* start Entries shown *

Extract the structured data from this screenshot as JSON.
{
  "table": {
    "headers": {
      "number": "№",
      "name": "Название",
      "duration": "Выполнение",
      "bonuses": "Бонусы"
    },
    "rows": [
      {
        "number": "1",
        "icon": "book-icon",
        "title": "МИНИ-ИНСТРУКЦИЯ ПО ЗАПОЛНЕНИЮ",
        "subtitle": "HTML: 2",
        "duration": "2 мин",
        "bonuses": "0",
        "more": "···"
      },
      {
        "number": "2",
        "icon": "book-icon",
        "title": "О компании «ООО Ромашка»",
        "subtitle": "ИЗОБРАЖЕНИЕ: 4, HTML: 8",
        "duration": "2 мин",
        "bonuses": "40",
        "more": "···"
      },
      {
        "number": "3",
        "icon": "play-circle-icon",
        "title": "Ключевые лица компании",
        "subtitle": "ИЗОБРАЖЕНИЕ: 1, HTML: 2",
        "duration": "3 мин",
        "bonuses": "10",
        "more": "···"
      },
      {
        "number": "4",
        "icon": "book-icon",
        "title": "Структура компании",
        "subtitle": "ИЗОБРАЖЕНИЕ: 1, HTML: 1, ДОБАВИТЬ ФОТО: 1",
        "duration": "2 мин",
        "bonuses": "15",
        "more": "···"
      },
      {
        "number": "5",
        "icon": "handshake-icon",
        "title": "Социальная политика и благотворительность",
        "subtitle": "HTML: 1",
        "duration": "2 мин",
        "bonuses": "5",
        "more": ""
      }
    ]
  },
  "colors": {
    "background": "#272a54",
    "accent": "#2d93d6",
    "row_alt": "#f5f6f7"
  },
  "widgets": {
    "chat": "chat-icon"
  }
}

* end Entries shown *

▸ **Problem**
List the lines that contain the word "ИЗОБРАЖЕНИЕ".

▸ **Exercise result**
        "subtitle": "ИЗОБРАЖЕНИЕ: 4, HTML: 8",
        "subtitle": "ИЗОБРАЖЕНИЕ: 1, HTML: 2",
        "subtitle": "ИЗОБРАЖЕНИЕ: 1, HTML: 1, ДОБАВИТЬ ФОТО: 1",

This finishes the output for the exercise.